[Data records]
==*==
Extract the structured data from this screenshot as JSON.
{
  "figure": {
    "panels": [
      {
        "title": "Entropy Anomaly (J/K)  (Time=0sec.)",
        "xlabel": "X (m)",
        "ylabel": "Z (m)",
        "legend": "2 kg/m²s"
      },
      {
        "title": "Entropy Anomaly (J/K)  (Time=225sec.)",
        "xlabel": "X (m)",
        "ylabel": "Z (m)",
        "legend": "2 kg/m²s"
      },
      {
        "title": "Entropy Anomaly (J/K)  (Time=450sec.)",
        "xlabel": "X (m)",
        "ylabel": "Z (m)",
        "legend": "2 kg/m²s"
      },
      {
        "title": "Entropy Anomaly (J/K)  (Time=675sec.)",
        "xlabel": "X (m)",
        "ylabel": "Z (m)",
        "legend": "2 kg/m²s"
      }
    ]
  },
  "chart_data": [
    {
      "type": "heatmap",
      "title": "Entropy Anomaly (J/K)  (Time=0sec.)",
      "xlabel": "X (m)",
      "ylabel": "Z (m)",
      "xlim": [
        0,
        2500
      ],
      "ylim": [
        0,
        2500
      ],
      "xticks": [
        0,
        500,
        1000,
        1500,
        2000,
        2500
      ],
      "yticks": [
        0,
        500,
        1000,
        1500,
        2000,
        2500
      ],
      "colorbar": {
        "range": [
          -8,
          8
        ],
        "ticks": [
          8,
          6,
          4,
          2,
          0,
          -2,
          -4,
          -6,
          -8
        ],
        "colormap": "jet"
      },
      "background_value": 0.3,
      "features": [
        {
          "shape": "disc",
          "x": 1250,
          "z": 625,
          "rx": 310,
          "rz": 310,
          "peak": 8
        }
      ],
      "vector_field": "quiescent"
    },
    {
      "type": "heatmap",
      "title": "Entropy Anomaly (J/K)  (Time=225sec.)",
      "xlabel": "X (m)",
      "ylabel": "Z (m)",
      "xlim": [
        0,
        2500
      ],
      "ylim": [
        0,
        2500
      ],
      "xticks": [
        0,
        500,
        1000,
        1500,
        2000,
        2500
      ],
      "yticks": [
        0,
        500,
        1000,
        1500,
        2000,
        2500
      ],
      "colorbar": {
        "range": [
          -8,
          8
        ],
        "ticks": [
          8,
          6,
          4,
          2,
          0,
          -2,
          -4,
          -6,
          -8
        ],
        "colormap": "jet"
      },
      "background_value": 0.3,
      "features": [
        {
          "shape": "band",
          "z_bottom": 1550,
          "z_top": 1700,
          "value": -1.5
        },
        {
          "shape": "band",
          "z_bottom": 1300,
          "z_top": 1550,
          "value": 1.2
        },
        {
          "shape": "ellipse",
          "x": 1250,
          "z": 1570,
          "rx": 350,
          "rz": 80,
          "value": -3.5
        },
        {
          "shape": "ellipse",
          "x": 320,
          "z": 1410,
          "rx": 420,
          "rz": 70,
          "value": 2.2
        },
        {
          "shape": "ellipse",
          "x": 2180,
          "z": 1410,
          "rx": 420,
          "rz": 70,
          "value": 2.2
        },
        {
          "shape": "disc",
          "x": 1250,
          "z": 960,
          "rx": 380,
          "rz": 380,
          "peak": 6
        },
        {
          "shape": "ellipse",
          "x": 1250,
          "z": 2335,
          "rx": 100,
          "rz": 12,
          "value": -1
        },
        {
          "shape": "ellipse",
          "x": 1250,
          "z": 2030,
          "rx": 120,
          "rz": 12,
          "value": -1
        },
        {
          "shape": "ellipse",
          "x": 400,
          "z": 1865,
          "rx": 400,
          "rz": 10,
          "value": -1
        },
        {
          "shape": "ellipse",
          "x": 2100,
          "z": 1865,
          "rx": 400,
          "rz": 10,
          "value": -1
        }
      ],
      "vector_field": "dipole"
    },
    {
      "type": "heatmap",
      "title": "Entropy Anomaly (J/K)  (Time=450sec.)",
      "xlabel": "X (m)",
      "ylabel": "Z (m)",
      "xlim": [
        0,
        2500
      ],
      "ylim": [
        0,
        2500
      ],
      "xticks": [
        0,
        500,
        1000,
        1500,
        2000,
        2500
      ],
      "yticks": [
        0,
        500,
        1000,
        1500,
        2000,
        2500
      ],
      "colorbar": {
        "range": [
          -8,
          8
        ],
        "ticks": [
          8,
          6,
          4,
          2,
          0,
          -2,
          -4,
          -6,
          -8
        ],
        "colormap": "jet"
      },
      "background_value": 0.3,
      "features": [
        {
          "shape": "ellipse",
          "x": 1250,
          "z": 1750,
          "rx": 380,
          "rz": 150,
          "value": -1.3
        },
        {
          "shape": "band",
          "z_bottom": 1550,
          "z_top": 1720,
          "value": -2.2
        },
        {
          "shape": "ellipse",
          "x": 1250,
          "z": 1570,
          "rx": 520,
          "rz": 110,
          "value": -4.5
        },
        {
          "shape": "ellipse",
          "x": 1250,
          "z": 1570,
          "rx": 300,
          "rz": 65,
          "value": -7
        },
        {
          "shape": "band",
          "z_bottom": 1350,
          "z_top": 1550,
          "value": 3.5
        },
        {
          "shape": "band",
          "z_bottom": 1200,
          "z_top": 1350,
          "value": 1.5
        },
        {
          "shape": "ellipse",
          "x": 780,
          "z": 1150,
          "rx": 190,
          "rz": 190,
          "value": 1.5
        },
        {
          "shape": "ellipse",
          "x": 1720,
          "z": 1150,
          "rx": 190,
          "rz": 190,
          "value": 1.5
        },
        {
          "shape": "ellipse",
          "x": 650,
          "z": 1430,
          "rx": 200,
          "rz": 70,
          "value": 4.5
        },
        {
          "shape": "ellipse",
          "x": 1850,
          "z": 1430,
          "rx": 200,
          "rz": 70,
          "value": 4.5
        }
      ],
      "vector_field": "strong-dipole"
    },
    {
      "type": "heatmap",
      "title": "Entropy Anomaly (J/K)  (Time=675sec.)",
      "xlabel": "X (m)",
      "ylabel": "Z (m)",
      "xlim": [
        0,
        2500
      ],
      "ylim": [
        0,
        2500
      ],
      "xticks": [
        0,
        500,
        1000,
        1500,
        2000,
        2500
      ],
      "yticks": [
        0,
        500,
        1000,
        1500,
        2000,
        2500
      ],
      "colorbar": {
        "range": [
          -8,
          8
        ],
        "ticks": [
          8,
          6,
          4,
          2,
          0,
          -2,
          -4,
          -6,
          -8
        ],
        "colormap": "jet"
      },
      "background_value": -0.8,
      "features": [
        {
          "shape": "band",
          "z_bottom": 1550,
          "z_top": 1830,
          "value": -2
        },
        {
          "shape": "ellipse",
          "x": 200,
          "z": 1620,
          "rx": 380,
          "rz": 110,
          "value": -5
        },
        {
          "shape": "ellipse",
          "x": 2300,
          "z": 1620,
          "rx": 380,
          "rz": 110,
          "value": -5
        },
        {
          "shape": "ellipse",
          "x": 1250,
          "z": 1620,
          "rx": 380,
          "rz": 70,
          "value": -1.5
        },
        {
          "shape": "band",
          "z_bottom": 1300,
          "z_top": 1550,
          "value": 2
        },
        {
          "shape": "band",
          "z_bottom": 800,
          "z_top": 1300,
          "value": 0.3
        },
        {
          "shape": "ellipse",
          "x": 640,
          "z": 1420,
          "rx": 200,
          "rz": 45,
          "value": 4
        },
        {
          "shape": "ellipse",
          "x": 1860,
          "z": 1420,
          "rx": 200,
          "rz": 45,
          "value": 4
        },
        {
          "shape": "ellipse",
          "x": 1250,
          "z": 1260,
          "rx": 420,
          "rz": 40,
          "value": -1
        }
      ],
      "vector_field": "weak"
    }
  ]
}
==*==
* [What the task asks]:
Set every line of the listing down word for word.

* [Final result]:
Extract the structured data from this screenshot as JSON.
{
  "figure": {
    "panels": [
      {
        "title": "Entropy Anomaly (J/K)  (Time=0sec.)",
        "xlabel": "X (m)",
        "ylabel": "Z (m)",
        "legend": "2 kg/m²s"
      },
      {
        "title": "Entropy Anomaly (J/K)  (Time=225sec.)",
        "xlabel": "X (m)",
        "ylabel": "Z (m)",
        "legend": "2 kg/m²s"
      },
      {
        "title": "Entropy Anomaly (J/K)  (Time=450sec.)",
        "xlabel": "X (m)",
        "ylabel": "Z (m)",
        "legend": "2 kg/m²s"
      },
      {
        "title": "Entropy Anomaly (J/K)  (Time=675sec.)",
        "xlabel": "X (m)",
        "ylabel": "Z (m)",
        "legend": "2 kg/m²s"
      }
    ]
  },
  "chart_data": [
    {
      "type": "heatmap",
      "title": "Entropy Anomaly (J/K)  (Time=0sec.)",
      "xlabel": "X (m)",
      "ylabel": "Z (m)",
      "xlim": [
        0,
        2500
      ],
      "ylim": [
        0,
        2500
      ],
      "xticks": [
        0,
        500,
        1000,
        1500,
        2000,
        2500
      ],
      "yticks": [
        0,
        500,
        1000,
        1500,
        2000,
        2500
      ],
      "colorbar": {
        "range": [
          -8,
          8
        ],
        "ticks": [
          8,
          6,
          4,
          2,
          0,
          -2,
          -4,
          -6,
          -8
        ],
        "colormap": "jet"
      },
      "background_value": 0.3,
      "features": [
        {
          "shape": "disc",
          "x": 1250,
          "z": 625,
          "rx": 310,
          "rz": 310,
          "peak": 8
        }
      ],
      "vector_field": "quiescent"
    },
    {
      "type": "heatmap",
      "title": "Entropy Anomaly (J/K)  (Time=225sec.)",
      "xlabel": "X (m)",
      "ylabel": "Z (m)",
      "xlim": [
        0,
        2500
      ],
      "ylim": [
        0,
        2500
      ],
      "xticks": [
        0,
        500,
        1000,
        1500,
        2000,
        2500
      ],
      "yticks": [
        0,
        500,
        1000,
        1500,
        2000,
        2500
      ],
      "colorbar": {
        "range": [
          -8,
          8
        ],
        "ticks": [
          8,
          6,
          4,
          2,
          0,
          -2,
          -4,
          -6,
          -8
        ],
        "colormap": "jet"
      },
      "background_value": 0.3,
      "features": [
        {
          "shape": "band",
          "z_bottom": 1550,
          "z_top": 1700,
          "value": -1.5
        },
        {
          "shape": "band",
          "z_bottom": 1300,
          "z_top": 1550,
          "value": 1.2
        },
        {
          "shape": "ellipse",
          "x": 1250,
          "z": 1570,
          "rx": 350,
          "rz": 80,
          "value": -3.5
        },
        {
          "shape": "ellipse",
          "x": 320,
          "z": 1410,
          "rx": 420,
          "rz": 70,
          "value": 2.2
        },
        {
          "shape": "ellipse",
          "x": 2180,
          "z": 1410,
          "rx": 420,
          "rz": 70,
          "value": 2.2
        },
        {
          "shape": "disc",
          "x": 1250,
          "z": 960,
          "rx": 380,
          "rz": 380,
          "peak": 6
        },
        {
          "shape": "ellipse",
          "x": 1250,
          "z": 2335,
          "rx": 100,
          "rz": 12,
          "value": -1
        },
        {
          "shape": "ellipse",
          "x": 1250,
          "z": 2030,
          "rx": 120,
          "rz": 12,
          "value": -1
        },
        {
          "shape": "ellipse",
          "x": 400,
          "z": 1865,
          "rx": 400,
          "rz": 10,
          "value": -1
        },
        {
          "shape": "ellipse",
          "x": 2100,
          "z": 1865,
          "rx": 400,
          "rz": 10,
          "value": -1
        }
      ],
      "vector_field": "dipole"
    },
    {
      "type": "heatmap",
      "title": "Entropy Anomaly (J/K)  (Time=450sec.)",
      "xlabel": "X (m)",
      "ylabel": "Z (m)",
      "xlim": [
        0,
        2500
      ],
      "ylim": [
        0,
        2500
      ],
      "xticks": [
        0,
        500,
        1000,
        1500,
        2000,
        2500
      ],
      "yticks": [
        0,
        500,
        1000,
        1500,
        2000,
        2500
      ],
      "colorbar": {
        "range": [
          -8,
          8
        ],
        "ticks": [
          8,
          6,
          4,
          2,
          0,
          -2,
          -4,
          -6,
          -8
        ],
        "colormap": "jet"
      },
      "background_value": 0.3,
      "features": [
        {
          "shape": "ellipse",
          "x": 1250,
          "z": 1750,
          "rx": 380,
          "rz": 150,
          "value": -1.3
        },
        {
          "shape": "band",
          "z_bottom": 1550,
          "z_top": 1720,
          "value": -2.2
        },
        {
          "shape": "ellipse",
          "x": 1250,
          "z": 1570,
          "rx": 520,
          "rz": 110,
          "value": -4.5
        },
        {
          "shape": "ellipse",
          "x": 1250,
          "z": 1570,
          "rx": 300,
          "rz": 65,
          "value": -7
        },
        {
          "shape": "band",
          "z_bottom": 1350,
          "z_top": 1550,
          "value": 3.5
        },
        {
          "shape": "band",
          "z_bottom": 1200,
          "z_top": 1350,
          "value": 1.5
        },
        {
          "shape": "ellipse",
          "x": 780,
          "z": 1150,
          "rx": 190,
          "rz": 190,
          "value": 1.5
        },
        {
          "shape": "ellipse",
          "x": 1720,
          "z": 1150,
          "rx": 190,
          "rz": 190,
          "value": 1.5
        },
        {
          "shape": "ellipse",
          "x": 650,
          "z": 1430,
          "rx": 200,
          "rz": 70,
          "value": 4.5
        },
        {
          "shape": "ellipse",
          "x": 1850,
          "z": 1430,
          "rx": 200,
          "rz": 70,
          "value": 4.5
        }
      ],
      "vector_field": "strong-dipole"
    },
    {
      "type": "heatmap",
      "title": "Entropy Anomaly (J/K)  (Time=675sec.)",
      "xlabel": "X (m)",
      "ylabel": "Z (m)",
      "xlim": [
        0,
        2500
      ],
      "ylim": [
        0,
        2500
      ],
      "xticks": [
        0,
        500,
        1000,
        1500,
        2000,
        2500
      ],
      "yticks": [
        0,
        500,
        1000,
        1500,
        2000,
        2500
      ],
      "colorbar": {
        "range": [
          -8,
          8
        ],
        "ticks": [
          8,
          6,
          4,
          2,
          0,
          -2,
          -4,
          -6,
          -8
        ],
        "colormap": "jet"
      },
      "background_value": -0.8,
      "features": [
        {
          "shape": "band",
          "z_bottom": 1550,
          "z_top": 1830,
          "value": -2
        },
        {
          "shape": "ellipse",
          "x": 200,
          "z": 1620,
          "rx": 380,
          "rz": 110,
          "value": -5
        },
        {
          "shape": "ellipse",
          "x": 2300,
          "z": 1620,
          "rx": 380,
          "rz": 110,
          "value": -5
        },
        {
          "shape": "ellipse",
          "x": 1250,
          "z": 1620,
          "rx": 380,
          "rz": 70,
          "value": -1.5
        },
        {
          "shape": "band",
          "z_bottom": 1300,
          "z_top": 1550,
          "value": 2
        },
        {
          "shape": "band",
          "z_bottom": 800,
          "z_top": 1300,
          "value": 0.3
        },
        {
          "shape": "ellipse",
          "x": 640,
          "z": 1420,
          "rx": 200,
          "rz": 45,
          "value": 4
        },
        {
          "shape": "ellipse",
          "x": 1860,
          "z": 1420,
          "rx": 200,
          "rz": 45,
          "value": 4
        },
        {
          "shape": "ellipse",
          "x": 1250,
          "z": 1260,
          "rx": 420,
          "rz": 40,
          "value": -1
        }
      ],
      "vector_field": "weak"
    }
  ]
}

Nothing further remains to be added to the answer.